(A block of data)
<<<<

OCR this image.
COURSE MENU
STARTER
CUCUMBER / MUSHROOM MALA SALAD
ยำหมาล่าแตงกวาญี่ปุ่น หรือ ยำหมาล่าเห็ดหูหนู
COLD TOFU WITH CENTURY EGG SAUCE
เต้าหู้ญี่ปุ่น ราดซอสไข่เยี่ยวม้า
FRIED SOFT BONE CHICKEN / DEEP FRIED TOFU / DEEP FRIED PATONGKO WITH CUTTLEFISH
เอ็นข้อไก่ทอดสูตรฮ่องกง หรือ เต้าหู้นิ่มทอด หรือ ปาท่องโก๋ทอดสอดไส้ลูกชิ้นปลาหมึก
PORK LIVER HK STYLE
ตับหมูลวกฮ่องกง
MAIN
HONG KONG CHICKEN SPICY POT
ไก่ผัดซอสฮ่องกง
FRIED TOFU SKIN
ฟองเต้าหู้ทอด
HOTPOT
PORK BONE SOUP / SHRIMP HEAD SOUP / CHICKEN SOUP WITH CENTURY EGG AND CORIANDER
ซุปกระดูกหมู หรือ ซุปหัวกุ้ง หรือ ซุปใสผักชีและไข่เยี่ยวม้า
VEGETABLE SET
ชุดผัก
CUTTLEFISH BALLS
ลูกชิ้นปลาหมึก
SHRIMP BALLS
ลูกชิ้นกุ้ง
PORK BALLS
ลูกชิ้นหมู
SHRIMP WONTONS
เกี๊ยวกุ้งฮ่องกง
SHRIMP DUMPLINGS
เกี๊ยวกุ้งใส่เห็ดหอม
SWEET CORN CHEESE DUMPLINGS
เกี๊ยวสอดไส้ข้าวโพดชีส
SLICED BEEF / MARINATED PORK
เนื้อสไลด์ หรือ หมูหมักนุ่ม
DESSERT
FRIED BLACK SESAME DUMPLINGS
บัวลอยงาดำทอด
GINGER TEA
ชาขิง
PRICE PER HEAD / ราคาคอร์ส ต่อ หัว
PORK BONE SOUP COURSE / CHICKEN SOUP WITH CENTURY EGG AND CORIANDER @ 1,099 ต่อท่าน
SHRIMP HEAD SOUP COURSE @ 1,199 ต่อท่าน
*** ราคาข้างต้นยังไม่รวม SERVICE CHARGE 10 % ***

>>>>

> SET TASK
In the records above, find the lines containing "HEAD" and copy them.

> FINISHED TASK
PORK BONE SOUP / SHRIMP HEAD SOUP / CHICKEN SOUP WITH CENTURY EGG AND CORIANDER
PRICE PER HEAD / ราคาคอร์ส ต่อ หัว
SHRIMP HEAD SOUP COURSE @ 1,199 ต่อท่าน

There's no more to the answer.